• Aim: Retype the listing that follows, word for word.

• Material provided:
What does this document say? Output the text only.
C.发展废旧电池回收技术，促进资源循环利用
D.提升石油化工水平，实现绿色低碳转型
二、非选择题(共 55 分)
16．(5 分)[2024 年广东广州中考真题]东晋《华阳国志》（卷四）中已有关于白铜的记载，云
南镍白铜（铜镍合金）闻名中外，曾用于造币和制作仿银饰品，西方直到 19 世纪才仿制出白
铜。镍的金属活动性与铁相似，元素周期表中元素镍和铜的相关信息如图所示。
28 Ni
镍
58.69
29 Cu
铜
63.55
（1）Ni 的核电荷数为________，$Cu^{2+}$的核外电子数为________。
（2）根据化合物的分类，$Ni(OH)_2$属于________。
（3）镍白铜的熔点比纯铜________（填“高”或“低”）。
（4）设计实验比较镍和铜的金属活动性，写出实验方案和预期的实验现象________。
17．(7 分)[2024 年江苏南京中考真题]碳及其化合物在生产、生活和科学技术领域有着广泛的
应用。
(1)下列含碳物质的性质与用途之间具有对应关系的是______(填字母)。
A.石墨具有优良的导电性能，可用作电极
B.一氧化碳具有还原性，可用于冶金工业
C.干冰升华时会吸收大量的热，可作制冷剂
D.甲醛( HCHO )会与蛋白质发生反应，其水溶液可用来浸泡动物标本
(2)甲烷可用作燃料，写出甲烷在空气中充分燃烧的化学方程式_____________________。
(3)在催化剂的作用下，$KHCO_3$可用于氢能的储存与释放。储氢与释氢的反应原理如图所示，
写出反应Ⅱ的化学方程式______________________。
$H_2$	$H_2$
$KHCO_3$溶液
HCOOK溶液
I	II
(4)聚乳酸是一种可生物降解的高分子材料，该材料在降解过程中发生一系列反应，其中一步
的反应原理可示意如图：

• Result for this task:
What does this document say? Output the text only.
C.发展废旧电池回收技术，促进资源循环利用
D.提升石油化工水平，实现绿色低碳转型
二、非选择题(共 55 分)
16．(5 分)[2024 年广东广州中考真题]东晋《华阳国志》（卷四）中已有关于白铜的记载，云
南镍白铜（铜镍合金）闻名中外，曾用于造币和制作仿银饰品，西方直到 19 世纪才仿制出白
铜。镍的金属活动性与铁相似，元素周期表中元素镍和铜的相关信息如图所示。
28 Ni
镍
58.69
29 Cu
铜
63.55
（1）Ni 的核电荷数为________，$Cu^{2+}$的核外电子数为________。
（2）根据化合物的分类，$Ni(OH)_2$属于________。
（3）镍白铜的熔点比纯铜________（填“高”或“低”）。
（4）设计实验比较镍和铜的金属活动性，写出实验方案和预期的实验现象________。
17．(7 分)[2024 年江苏南京中考真题]碳及其化合物在生产、生活和科学技术领域有着广泛的
应用。
(1)下列含碳物质的性质与用途之间具有对应关系的是______(填字母)。
A.石墨具有优良的导电性能，可用作电极
B.一氧化碳具有还原性，可用于冶金工业
C.干冰升华时会吸收大量的热，可作制冷剂
D.甲醛( HCHO )会与蛋白质发生反应，其水溶液可用来浸泡动物标本
(2)甲烷可用作燃料，写出甲烷在空气中充分燃烧的化学方程式_____________________。
(3)在催化剂的作用下，$KHCO_3$可用于氢能的储存与释放。储氢与释氢的反应原理如图所示，
写出反应Ⅱ的化学方程式______________________。
$H_2$	$H_2$
$KHCO_3$溶液
HCOOK溶液
I	II
(4)聚乳酸是一种可生物降解的高分子材料，该材料在降解过程中发生一系列反应，其中一步
的反应原理可示意如图：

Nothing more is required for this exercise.